>>>>>

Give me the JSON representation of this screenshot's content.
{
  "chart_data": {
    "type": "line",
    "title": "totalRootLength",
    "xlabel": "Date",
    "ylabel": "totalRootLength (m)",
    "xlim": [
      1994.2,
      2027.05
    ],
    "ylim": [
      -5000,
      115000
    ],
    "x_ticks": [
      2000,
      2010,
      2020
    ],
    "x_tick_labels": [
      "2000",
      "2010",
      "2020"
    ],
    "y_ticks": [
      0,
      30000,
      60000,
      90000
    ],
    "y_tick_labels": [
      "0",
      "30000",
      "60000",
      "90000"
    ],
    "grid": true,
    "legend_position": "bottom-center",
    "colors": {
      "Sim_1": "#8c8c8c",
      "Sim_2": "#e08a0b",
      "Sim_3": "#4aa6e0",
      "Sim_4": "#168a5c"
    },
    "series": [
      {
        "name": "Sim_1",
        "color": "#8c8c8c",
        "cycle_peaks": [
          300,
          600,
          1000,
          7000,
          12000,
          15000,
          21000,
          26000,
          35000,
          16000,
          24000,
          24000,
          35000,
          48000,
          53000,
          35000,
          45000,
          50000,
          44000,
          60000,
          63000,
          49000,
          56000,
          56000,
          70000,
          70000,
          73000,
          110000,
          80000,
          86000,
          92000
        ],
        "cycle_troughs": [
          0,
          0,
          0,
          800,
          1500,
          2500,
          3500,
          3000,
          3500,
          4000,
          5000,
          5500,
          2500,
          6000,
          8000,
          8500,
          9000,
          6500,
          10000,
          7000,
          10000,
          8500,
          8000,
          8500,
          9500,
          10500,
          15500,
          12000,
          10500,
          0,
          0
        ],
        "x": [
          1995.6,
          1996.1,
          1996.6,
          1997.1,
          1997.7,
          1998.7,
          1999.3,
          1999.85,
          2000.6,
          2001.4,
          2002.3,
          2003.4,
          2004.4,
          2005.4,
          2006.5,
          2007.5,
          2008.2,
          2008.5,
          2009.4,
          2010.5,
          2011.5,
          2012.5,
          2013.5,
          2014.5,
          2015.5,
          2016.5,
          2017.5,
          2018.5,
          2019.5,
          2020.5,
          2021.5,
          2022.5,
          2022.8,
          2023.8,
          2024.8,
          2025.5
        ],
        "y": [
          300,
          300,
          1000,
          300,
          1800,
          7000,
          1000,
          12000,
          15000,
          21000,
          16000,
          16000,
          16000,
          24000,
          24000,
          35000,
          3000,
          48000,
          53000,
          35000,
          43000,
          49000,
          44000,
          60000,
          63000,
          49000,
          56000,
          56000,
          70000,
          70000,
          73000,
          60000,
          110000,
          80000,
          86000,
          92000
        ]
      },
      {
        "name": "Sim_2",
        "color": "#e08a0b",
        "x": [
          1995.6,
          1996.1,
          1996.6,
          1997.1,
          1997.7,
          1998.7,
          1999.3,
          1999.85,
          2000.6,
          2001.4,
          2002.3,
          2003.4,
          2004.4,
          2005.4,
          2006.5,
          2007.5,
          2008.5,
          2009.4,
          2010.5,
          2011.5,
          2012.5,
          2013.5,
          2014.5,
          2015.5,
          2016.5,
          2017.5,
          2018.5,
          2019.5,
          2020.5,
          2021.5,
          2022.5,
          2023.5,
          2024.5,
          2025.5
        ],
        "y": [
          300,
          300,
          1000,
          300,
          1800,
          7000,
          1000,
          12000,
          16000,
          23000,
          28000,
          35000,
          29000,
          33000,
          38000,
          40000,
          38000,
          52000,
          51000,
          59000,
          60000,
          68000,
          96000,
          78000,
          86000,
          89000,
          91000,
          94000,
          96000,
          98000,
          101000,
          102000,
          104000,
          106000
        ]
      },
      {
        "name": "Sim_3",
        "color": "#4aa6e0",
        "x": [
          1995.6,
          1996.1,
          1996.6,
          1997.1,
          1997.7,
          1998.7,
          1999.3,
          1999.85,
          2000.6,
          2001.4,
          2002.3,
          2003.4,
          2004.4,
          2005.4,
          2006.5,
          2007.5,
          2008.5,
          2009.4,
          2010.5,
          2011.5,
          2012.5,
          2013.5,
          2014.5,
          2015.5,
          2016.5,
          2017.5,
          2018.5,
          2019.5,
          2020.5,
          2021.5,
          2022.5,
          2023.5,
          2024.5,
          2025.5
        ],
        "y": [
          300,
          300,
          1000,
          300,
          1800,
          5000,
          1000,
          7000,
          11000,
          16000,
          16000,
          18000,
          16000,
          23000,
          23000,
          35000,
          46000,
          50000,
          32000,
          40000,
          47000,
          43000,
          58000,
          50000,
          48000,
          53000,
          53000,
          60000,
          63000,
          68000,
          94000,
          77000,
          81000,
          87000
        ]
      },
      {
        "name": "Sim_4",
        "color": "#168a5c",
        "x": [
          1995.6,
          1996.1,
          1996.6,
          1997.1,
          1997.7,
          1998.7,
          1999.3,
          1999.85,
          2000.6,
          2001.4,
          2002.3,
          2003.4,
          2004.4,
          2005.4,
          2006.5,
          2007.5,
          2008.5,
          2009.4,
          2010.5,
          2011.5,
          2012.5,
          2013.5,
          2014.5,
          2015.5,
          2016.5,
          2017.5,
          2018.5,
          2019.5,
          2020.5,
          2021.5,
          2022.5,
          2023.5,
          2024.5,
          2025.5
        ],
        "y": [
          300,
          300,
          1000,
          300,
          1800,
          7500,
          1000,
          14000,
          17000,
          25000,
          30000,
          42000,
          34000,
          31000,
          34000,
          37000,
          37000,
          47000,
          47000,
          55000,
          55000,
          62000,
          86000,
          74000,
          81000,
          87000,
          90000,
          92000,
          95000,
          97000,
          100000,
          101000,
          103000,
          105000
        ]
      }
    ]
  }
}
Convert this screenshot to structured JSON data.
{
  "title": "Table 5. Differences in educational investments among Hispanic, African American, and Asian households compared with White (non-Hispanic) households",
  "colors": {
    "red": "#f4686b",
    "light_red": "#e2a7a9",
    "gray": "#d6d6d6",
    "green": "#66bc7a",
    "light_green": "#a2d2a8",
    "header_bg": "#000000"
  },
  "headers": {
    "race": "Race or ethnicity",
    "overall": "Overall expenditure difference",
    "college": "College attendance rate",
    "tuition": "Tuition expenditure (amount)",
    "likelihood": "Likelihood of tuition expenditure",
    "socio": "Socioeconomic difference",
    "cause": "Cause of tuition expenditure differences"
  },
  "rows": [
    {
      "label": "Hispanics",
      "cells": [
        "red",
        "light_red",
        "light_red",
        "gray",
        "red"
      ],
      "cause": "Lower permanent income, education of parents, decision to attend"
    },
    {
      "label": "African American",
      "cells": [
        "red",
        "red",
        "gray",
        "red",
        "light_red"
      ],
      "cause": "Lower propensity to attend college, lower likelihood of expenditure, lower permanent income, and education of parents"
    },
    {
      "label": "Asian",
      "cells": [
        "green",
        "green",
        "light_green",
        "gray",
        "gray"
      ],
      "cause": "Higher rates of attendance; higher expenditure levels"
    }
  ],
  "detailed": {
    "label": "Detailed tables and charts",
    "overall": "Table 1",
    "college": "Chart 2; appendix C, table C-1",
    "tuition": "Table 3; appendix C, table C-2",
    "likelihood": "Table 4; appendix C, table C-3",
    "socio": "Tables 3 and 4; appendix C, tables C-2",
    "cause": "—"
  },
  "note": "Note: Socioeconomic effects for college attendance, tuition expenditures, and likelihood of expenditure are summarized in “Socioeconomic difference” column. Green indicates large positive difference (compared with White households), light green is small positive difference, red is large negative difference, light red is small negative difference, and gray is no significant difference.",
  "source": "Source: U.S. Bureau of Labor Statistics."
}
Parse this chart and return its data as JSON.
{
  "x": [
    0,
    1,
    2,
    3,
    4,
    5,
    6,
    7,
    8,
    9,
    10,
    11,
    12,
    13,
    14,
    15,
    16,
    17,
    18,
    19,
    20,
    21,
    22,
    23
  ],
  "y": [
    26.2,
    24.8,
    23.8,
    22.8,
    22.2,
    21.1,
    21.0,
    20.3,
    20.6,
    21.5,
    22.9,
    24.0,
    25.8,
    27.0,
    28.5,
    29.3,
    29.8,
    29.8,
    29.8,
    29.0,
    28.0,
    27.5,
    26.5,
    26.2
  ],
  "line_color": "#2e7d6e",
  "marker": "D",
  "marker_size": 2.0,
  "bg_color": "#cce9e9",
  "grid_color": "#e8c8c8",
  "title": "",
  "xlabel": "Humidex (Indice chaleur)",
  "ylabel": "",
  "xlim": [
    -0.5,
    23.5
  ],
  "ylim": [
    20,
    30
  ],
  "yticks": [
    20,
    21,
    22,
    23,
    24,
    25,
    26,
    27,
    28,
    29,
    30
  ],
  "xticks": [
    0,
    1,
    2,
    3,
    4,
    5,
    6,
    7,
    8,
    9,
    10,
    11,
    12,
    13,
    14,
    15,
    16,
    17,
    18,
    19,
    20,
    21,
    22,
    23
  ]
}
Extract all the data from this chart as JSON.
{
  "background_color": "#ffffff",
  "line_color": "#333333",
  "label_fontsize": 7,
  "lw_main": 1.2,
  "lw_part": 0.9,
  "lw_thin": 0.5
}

<<<<<

→ **Exercise instructions**:
Starting with the line that contains "Parse this chart and return its data as JSON.", output every line through the end of the listing above, unchanged.

→ **Full solution**:
Parse this chart and return its data as JSON.
{
  "x": [
    0,
    1,
    2,
    3,
    4,
    5,
    6,
    7,
    8,
    9,
    10,
    11,
    12,
    13,
    14,
    15,
    16,
    17,
    18,
    19,
    20,
    21,
    22,
    23
  ],
  "y": [
    26.2,
    24.8,
    23.8,
    22.8,
    22.2,
    21.1,
    21.0,
    20.3,
    20.6,
    21.5,
    22.9,
    24.0,
    25.8,
    27.0,
    28.5,
    29.3,
    29.8,
    29.8,
    29.8,
    29.0,
    28.0,
    27.5,
    26.5,
    26.2
  ],
  "line_color": "#2e7d6e",
  "marker": "D",
  "marker_size": 2.0,
  "bg_color": "#cce9e9",
  "grid_color": "#e8c8c8",
  "title": "",
  "xlabel": "Humidex (Indice chaleur)",
  "ylabel": "",
  "xlim": [
    -0.5,
    23.5
  ],
  "ylim": [
    20,
    30
  ],
  "yticks": [
    20,
    21,
    22,
    23,
    24,
    25,
    26,
    27,
    28,
    29,
    30
  ],
  "xticks": [
    0,
    1,
    2,
    3,
    4,
    5,
    6,
    7,
    8,
    9,
    10,
    11,
    12,
    13,
    14,
    15,
    16,
    17,
    18,
    19,
    20,
    21,
    22,
    23
  ]
}
Extract all the data from this chart as JSON.
{
  "background_color": "#ffffff",
  "line_color": "#333333",
  "label_fontsize": 7,
  "lw_main": 1.2,
  "lw_part": 0.9,
  "lw_thin": 0.5
}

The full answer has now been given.